**Stated task**
Output the data that follows exactly, line for line.

---------------

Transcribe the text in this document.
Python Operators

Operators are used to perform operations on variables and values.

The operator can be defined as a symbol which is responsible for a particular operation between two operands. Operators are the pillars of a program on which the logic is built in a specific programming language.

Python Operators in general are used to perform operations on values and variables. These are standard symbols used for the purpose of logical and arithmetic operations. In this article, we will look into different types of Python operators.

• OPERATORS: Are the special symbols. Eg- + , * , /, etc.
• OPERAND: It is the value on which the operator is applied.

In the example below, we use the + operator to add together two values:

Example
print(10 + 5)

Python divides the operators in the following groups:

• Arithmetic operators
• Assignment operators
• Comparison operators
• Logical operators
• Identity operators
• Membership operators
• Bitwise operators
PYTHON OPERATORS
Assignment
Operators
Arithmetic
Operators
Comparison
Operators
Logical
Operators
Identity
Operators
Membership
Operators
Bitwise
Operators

---------------

**Written answer**
Transcribe the text in this document.
Python Operators

Operators are used to perform operations on variables and values.

The operator can be defined as a symbol which is responsible for a particular operation between two operands. Operators are the pillars of a program on which the logic is built in a specific programming language.

Python Operators in general are used to perform operations on values and variables. These are standard symbols used for the purpose of logical and arithmetic operations. In this article, we will look into different types of Python operators.

• OPERATORS: Are the special symbols. Eg- + , * , /, etc.
• OPERAND: It is the value on which the operator is applied.

In the example below, we use the + operator to add together two values:

Example
print(10 + 5)

Python divides the operators in the following groups:

• Arithmetic operators
• Assignment operators
• Comparison operators
• Logical operators
• Identity operators
• Membership operators
• Bitwise operators
PYTHON OPERATORS
Assignment
Operators
Arithmetic
Operators
Comparison
Operators
Logical
Operators
Identity
Operators
Membership
Operators
Bitwise
Operators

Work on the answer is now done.